**Given request**: An exact copy of the records is required, minus the pictures they hold.

[Stored records]

════════════════════

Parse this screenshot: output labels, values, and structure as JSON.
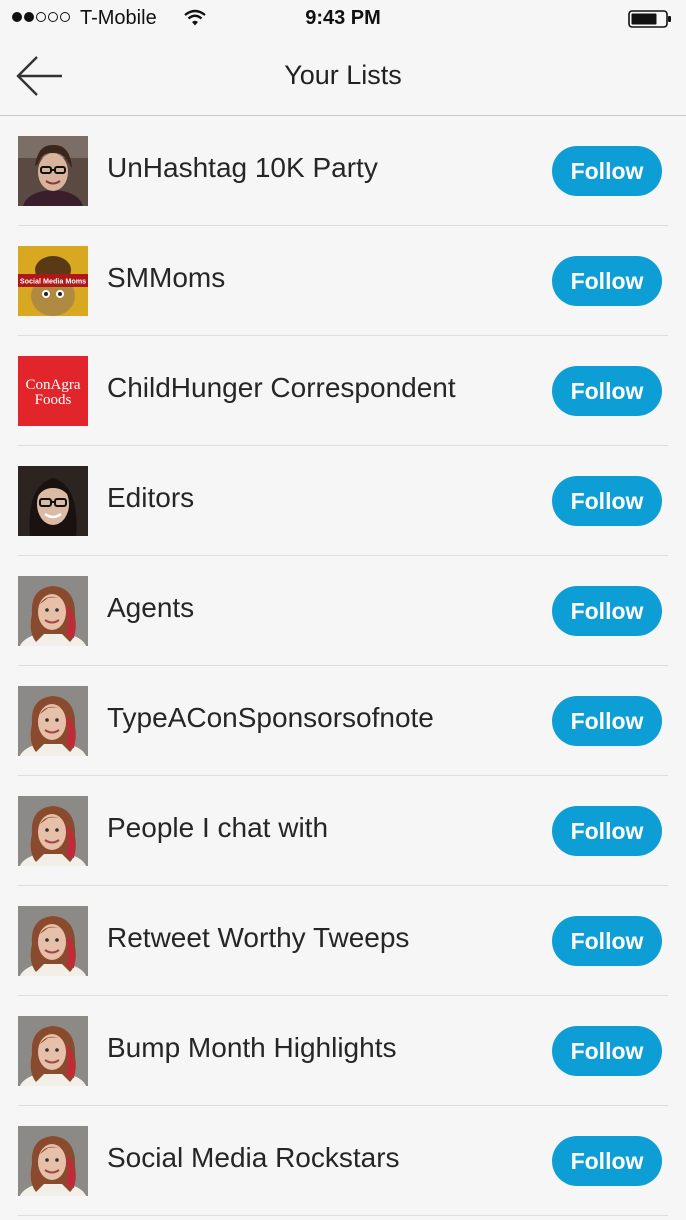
{
  "status_bar": {
    "carrier": "T-Mobile",
    "time": "9:43 PM"
  },
  "header": {
    "title": "Your Lists",
    "back_icon": "arrow-left-icon"
  },
  "lists": [
    {
      "label": "UnHashtag 10K Party",
      "button": "Follow",
      "avatar": "woman-glasses-photo"
    },
    {
      "label": "SMMoms",
      "button": "Follow",
      "avatar": "social-media-moms-logo"
    },
    {
      "label": "ChildHunger Correspondent",
      "button": "Follow",
      "avatar": "conagra-foods-logo"
    },
    {
      "label": "Editors",
      "button": "Follow",
      "avatar": "woman-glasses-photo"
    },
    {
      "label": "Agents",
      "button": "Follow",
      "avatar": "woman-red-hair-photo"
    },
    {
      "label": "TypeAConSponsorsofnote",
      "button": "Follow",
      "avatar": "woman-red-hair-photo"
    },
    {
      "label": "People I chat with",
      "button": "Follow",
      "avatar": "woman-red-hair-photo"
    },
    {
      "label": "Retweet Worthy Tweeps",
      "button": "Follow",
      "avatar": "woman-red-hair-photo"
    },
    {
      "label": "Bump Month Highlights",
      "button": "Follow",
      "avatar": "woman-red-hair-photo"
    },
    {
      "label": "Social Media Rockstars",
      "button": "Follow",
      "avatar": "woman-red-hair-photo"
    }
  ],
  "logos": {
    "conagra_line1": "ConAgra",
    "conagra_line2": "Foods",
    "smmoms_banner": "Social Media Moms"
  },
  "colors": {
    "accent": "#0e9ed6",
    "conagra_red": "#e2242b"
  }
}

════════════════════

**Exercise result**:
Parse this screenshot: output labels, values, and structure as JSON.
{
  "status_bar": {
    "carrier": "T-Mobile",
    "time": "9:43 PM"
  },
  "header": {
    "title": "Your Lists",
    "back_icon": "arrow-left-icon"
  },
  "lists": [
    {
      "label": "UnHashtag 10K Party",
      "button": "Follow",
      "avatar": "woman-glasses-photo"
    },
    {
      "label": "SMMoms",
      "button": "Follow",
      "avatar": "social-media-moms-logo"
    },
    {
      "label": "ChildHunger Correspondent",
      "button": "Follow",
      "avatar": "conagra-foods-logo"
    },
    {
      "label": "Editors",
      "button": "Follow",
      "avatar": "woman-glasses-photo"
    },
    {
      "label": "Agents",
      "button": "Follow",
      "avatar": "woman-red-hair-photo"
    },
    {
      "label": "TypeAConSponsorsofnote",
      "button": "Follow",
      "avatar": "woman-red-hair-photo"
    },
    {
      "label": "People I chat with",
      "button": "Follow",
      "avatar": "woman-red-hair-photo"
    },
    {
      "label": "Retweet Worthy Tweeps",
      "button": "Follow",
      "avatar": "woman-red-hair-photo"
    },
    {
      "label": "Bump Month Highlights",
      "button": "Follow",
      "avatar": "woman-red-hair-photo"
    },
    {
      "label": "Social Media Rockstars",
      "button": "Follow",
      "avatar": "woman-red-hair-photo"
    }
  ],
  "logos": {
    "conagra_line1": "ConAgra",
    "conagra_line2": "Foods",
    "smmoms_banner": "Social Media Moms"
  },
  "colors": {
    "accent": "#0e9ed6",
    "conagra_red": "#e2242b"
  }
}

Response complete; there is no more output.